— START OF INFORMATION GIVEN —

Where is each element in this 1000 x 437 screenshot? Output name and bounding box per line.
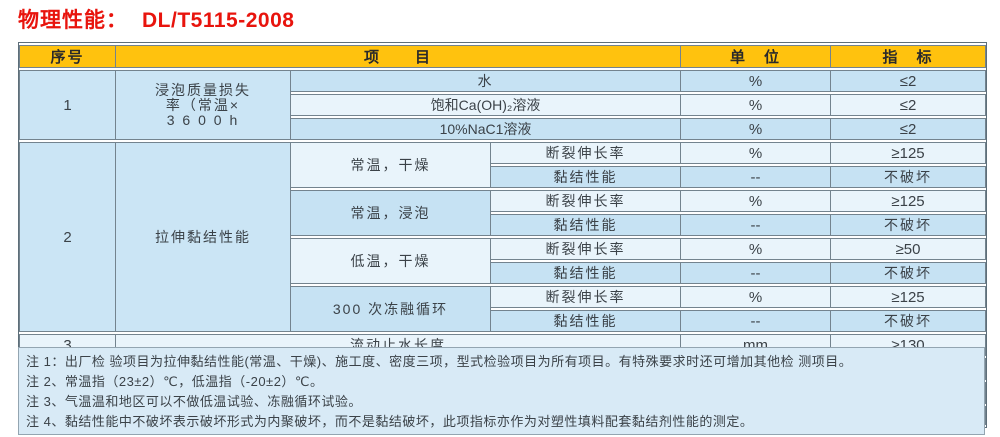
cell-subitem-elongation: 断裂伸长率: [491, 286, 682, 308]
cell-condition-normal-dry: 常温，干燥: [291, 142, 491, 188]
cell-subitem-bond: 黏结性能: [491, 262, 682, 284]
cell-unit: %: [681, 142, 832, 164]
cell-condition-low-dry: 低温，干燥: [291, 238, 491, 284]
col-header-unit: 单 位: [681, 45, 832, 68]
cell-unit: --: [681, 166, 832, 188]
cell-index: ≤2: [831, 94, 987, 116]
table-row: 低温，干燥 断裂伸长率 % ≥50: [19, 238, 987, 284]
cell-unit: %: [681, 286, 832, 308]
table-row: 300 次冻融循环 断裂伸长率 % ≥125: [19, 286, 987, 332]
col-header-item: 项 目: [116, 45, 682, 68]
cell-unit: %: [681, 118, 832, 140]
table-row: 黏结性能 -- 不破坏: [19, 166, 987, 188]
cell-index: 不破坏: [831, 166, 987, 188]
cell-index: ≤2: [831, 70, 987, 92]
cell-index: ≥125: [831, 286, 987, 308]
table-row: 饱和Ca(OH)₂溶液 % ≤2: [19, 94, 987, 116]
cell-subitem-elongation: 断裂伸长率: [491, 238, 682, 260]
cell-subitem-elongation: 断裂伸长率: [491, 190, 682, 212]
footnote-3: 注 3、气温温和地区可以不做低温试验、冻融循环试验。: [26, 394, 362, 409]
cell-subitem-bond: 黏结性能: [491, 214, 682, 236]
col-header-no: 序号: [19, 45, 116, 68]
col-header-index: 指 标: [831, 45, 987, 68]
cell-index: ≥125: [831, 190, 987, 212]
table-row: 1 浸泡质量损失 率（常温× 3 6 0 0 h 水 % ≤2: [19, 70, 987, 140]
cell-subitem-elongation: 断裂伸长率: [491, 142, 682, 164]
cell-subitem-bond: 黏结性能: [491, 310, 682, 332]
cell-index: ≤2: [831, 118, 987, 140]
cell-subitem-nacl: 10%NaC1溶液: [291, 118, 682, 140]
page-title: 物理性能： DL/T5115-2008: [18, 4, 294, 34]
footnote-2: 注 2、常温指（23±2）℃，低温指（-20±2）℃。: [26, 374, 324, 389]
cell-index: ≥50: [831, 238, 987, 260]
table-row: 10%NaC1溶液 % ≤2: [19, 118, 987, 140]
cell-unit: %: [681, 238, 832, 260]
footnote-4: 注 4、黏结性能中不破坏表示破坏形式为内聚破坏，而不是黏结破坏，此项指标亦作为对…: [26, 414, 754, 429]
cell-index: 不破坏: [831, 310, 987, 332]
cell-index: 不破坏: [831, 262, 987, 284]
cell-subitem-caoh2: 饱和Ca(OH)₂溶液: [291, 94, 682, 116]
cell-condition-normal-soaked: 常温，浸泡: [291, 190, 491, 236]
cell-unit: %: [681, 94, 832, 116]
page-title-label: 物理性能：: [18, 9, 128, 32]
header-row: 序号 项 目 单 位 指 标: [19, 45, 987, 68]
table-row: 黏结性能 -- 不破坏: [19, 214, 987, 236]
table-row: 黏结性能 -- 不破坏: [19, 310, 987, 332]
footnote-1: 注 1：出厂检 验项目为拉伸黏结性能(常温、干燥)、施工度、密度三项，型式检验项…: [26, 354, 853, 369]
table-row: 2 拉伸黏结性能 常温，干燥 断裂伸长率 % ≥125: [19, 142, 987, 332]
item-line: 浸泡质量损失: [155, 81, 251, 98]
cell-unit: --: [681, 310, 832, 332]
table-row: 黏结性能 -- 不破坏: [19, 262, 987, 284]
cell-unit: --: [681, 214, 832, 236]
item-line: 3 6 0 0 h: [166, 111, 240, 128]
cell-no-1: 1: [19, 70, 116, 140]
cell-no-2: 2: [19, 142, 116, 332]
item-line: 率（常温×: [165, 96, 241, 113]
cell-unit: %: [681, 70, 832, 92]
cell-index: 不破坏: [831, 214, 987, 236]
cell-subitem-water: 水: [291, 70, 682, 92]
cell-unit: --: [681, 262, 832, 284]
cell-item-immersion-loss: 浸泡质量损失 率（常温× 3 6 0 0 h: [116, 70, 291, 140]
cell-unit: %: [681, 190, 832, 212]
cell-condition-freeze-thaw: 300 次冻融循环: [291, 286, 491, 332]
table-row: 常温，浸泡 断裂伸长率 % ≥125: [19, 190, 987, 236]
cell-subitem-bond: 黏结性能: [491, 166, 682, 188]
footnotes-box: 注 1：出厂检 验项目为拉伸黏结性能(常温、干燥)、施工度、密度三项，型式检验项…: [18, 347, 985, 435]
standard-number: DL/T5115-2008: [142, 9, 295, 32]
cell-item-tensile-bond: 拉伸黏结性能: [116, 142, 291, 332]
cell-index: ≥125: [831, 142, 987, 164]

— END OF INFORMATION GIVEN —

**TASK INSTRUCTIONS**
Update the data above by replacing "bounding box" with "box coordinates" and leaving everything else unchanged. Omit the picture from your output.

**COMPLETE ANSWER**
Where is each element in this 1000 x 437 screenshot? Output name and box coordinates per line.
cell-subitem-elongation: 断裂伸长率: [491, 286, 682, 308]
cell-condition-normal-dry: 常温，干燥: [291, 142, 491, 188]
cell-subitem-bond: 黏结性能: [491, 262, 682, 284]
cell-unit: %: [681, 142, 832, 164]
cell-condition-low-dry: 低温，干燥: [291, 238, 491, 284]
col-header-unit: 单 位: [681, 45, 832, 68]
cell-unit: --: [681, 166, 832, 188]
cell-index: ≤2: [831, 94, 987, 116]
table-row: 低温，干燥 断裂伸长率 % ≥50: [19, 238, 987, 284]
cell-unit: %: [681, 286, 832, 308]
table-row: 300 次冻融循环 断裂伸长率 % ≥125: [19, 286, 987, 332]
col-header-item: 项 目: [116, 45, 682, 68]
cell-unit: %: [681, 118, 832, 140]
table-row: 黏结性能 -- 不破坏: [19, 166, 987, 188]
cell-index: 不破坏: [831, 166, 987, 188]
cell-index: ≤2: [831, 70, 987, 92]
cell-index: ≥125: [831, 286, 987, 308]
table-row: 饱和Ca(OH)₂溶液 % ≤2: [19, 94, 987, 116]
cell-subitem-elongation: 断裂伸长率: [491, 238, 682, 260]
cell-subitem-elongation: 断裂伸长率: [491, 190, 682, 212]
footnote-3: 注 3、气温温和地区可以不做低温试验、冻融循环试验。: [26, 394, 362, 409]
cell-subitem-bond: 黏结性能: [491, 214, 682, 236]
col-header-no: 序号: [19, 45, 116, 68]
col-header-index: 指 标: [831, 45, 987, 68]
cell-index: ≥125: [831, 190, 987, 212]
table-row: 1 浸泡质量损失 率（常温× 3 6 0 0 h 水 % ≤2: [19, 70, 987, 140]
cell-subitem-elongation: 断裂伸长率: [491, 142, 682, 164]
cell-subitem-bond: 黏结性能: [491, 310, 682, 332]
cell-index: ≤2: [831, 118, 987, 140]
cell-subitem-nacl: 10%NaC1溶液: [291, 118, 682, 140]
page-title: 物理性能： DL/T5115-2008: [18, 4, 294, 34]
footnote-2: 注 2、常温指（23±2）℃，低温指（-20±2）℃。: [26, 374, 324, 389]
cell-index: ≥50: [831, 238, 987, 260]
table-row: 10%NaC1溶液 % ≤2: [19, 118, 987, 140]
cell-unit: %: [681, 238, 832, 260]
footnote-4: 注 4、黏结性能中不破坏表示破坏形式为内聚破坏，而不是黏结破坏，此项指标亦作为对…: [26, 414, 754, 429]
cell-index: 不破坏: [831, 310, 987, 332]
cell-index: 不破坏: [831, 262, 987, 284]
cell-subitem-caoh2: 饱和Ca(OH)₂溶液: [291, 94, 682, 116]
cell-condition-normal-soaked: 常温，浸泡: [291, 190, 491, 236]
cell-unit: %: [681, 94, 832, 116]
page-title-label: 物理性能：: [18, 9, 128, 32]
header-row: 序号 项 目 单 位 指 标: [19, 45, 987, 68]
table-row: 黏结性能 -- 不破坏: [19, 214, 987, 236]
table-row: 黏结性能 -- 不破坏: [19, 310, 987, 332]
footnote-1: 注 1：出厂检 验项目为拉伸黏结性能(常温、干燥)、施工度、密度三项，型式检验项…: [26, 354, 853, 369]
table-row: 2 拉伸黏结性能 常温，干燥 断裂伸长率 % ≥125: [19, 142, 987, 332]
item-line: 浸泡质量损失: [155, 81, 251, 98]
cell-unit: --: [681, 310, 832, 332]
table-row: 黏结性能 -- 不破坏: [19, 262, 987, 284]
cell-unit: --: [681, 214, 832, 236]
item-line: 3 6 0 0 h: [166, 111, 240, 128]
cell-no-1: 1: [19, 70, 116, 140]
cell-no-2: 2: [19, 142, 116, 332]
item-line: 率（常温×: [165, 96, 241, 113]
cell-unit: %: [681, 70, 832, 92]
cell-index: 不破坏: [831, 214, 987, 236]
cell-subitem-water: 水: [291, 70, 682, 92]
cell-unit: --: [681, 262, 832, 284]
cell-item-immersion-loss: 浸泡质量损失 率（常温× 3 6 0 0 h: [116, 70, 291, 140]
cell-unit: %: [681, 190, 832, 212]
cell-condition-freeze-thaw: 300 次冻融循环: [291, 286, 491, 332]
table-row: 常温，浸泡 断裂伸长率 % ≥125: [19, 190, 987, 236]
cell-subitem-bond: 黏结性能: [491, 166, 682, 188]
footnotes-box: 注 1：出厂检 验项目为拉伸黏结性能(常温、干燥)、施工度、密度三项，型式检验项…: [18, 347, 985, 435]
standard-number: DL/T5115-2008: [142, 9, 295, 32]
cell-item-tensile-bond: 拉伸黏结性能: [116, 142, 291, 332]
cell-index: ≥125: [831, 142, 987, 164]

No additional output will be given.